In the listing that follows, count each line containing the string "shoulder" and report only the count.
——
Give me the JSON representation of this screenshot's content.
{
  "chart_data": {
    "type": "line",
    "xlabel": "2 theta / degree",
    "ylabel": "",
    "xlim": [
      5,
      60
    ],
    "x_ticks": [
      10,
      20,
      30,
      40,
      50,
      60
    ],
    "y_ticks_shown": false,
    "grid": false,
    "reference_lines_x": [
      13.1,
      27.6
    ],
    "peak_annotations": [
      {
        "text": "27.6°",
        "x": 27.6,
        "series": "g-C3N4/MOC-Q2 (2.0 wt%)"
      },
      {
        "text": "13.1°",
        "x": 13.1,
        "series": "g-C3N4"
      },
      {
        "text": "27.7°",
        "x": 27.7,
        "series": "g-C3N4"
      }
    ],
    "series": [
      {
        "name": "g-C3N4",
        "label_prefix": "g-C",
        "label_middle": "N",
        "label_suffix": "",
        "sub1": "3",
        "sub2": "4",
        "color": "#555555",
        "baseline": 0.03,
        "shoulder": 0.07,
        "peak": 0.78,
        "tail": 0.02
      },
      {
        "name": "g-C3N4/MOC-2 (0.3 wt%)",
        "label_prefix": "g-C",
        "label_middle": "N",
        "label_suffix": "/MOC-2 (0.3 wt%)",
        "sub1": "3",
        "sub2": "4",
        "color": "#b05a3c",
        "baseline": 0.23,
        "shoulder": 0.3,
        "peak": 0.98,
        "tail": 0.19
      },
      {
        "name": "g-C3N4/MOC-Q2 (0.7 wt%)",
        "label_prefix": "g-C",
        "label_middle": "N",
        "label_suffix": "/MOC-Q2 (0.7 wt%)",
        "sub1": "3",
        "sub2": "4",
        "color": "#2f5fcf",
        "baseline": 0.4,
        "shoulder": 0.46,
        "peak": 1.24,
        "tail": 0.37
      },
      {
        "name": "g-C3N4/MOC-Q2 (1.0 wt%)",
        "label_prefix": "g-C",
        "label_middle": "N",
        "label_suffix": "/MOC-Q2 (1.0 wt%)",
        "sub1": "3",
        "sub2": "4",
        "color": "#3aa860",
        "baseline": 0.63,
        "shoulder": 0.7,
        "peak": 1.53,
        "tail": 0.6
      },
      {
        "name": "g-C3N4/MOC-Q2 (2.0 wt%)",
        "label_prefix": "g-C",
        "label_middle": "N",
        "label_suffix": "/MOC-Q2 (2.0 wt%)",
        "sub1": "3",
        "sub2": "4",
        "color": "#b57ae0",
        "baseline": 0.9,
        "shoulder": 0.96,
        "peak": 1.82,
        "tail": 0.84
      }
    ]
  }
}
——
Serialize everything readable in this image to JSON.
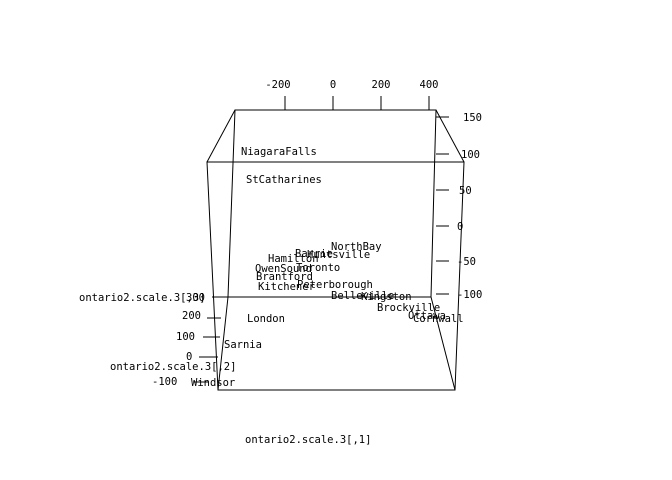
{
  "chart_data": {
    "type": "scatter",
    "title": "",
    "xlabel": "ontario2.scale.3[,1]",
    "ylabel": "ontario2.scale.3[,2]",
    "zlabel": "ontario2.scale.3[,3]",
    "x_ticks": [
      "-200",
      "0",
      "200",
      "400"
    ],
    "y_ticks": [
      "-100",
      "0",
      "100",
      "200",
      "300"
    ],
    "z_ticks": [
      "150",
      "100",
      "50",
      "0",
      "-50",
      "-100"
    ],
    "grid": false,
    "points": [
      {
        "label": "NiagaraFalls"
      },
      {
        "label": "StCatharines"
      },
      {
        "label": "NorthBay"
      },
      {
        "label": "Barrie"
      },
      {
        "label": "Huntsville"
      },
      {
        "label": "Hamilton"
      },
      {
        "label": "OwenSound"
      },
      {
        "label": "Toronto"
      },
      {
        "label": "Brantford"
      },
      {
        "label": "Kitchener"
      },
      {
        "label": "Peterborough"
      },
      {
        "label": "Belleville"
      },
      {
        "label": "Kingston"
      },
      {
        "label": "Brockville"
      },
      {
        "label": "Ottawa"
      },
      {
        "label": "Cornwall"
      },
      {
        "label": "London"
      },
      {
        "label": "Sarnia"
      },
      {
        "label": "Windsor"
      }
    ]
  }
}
——
◆ **EXERCISE RESPONSE**:
5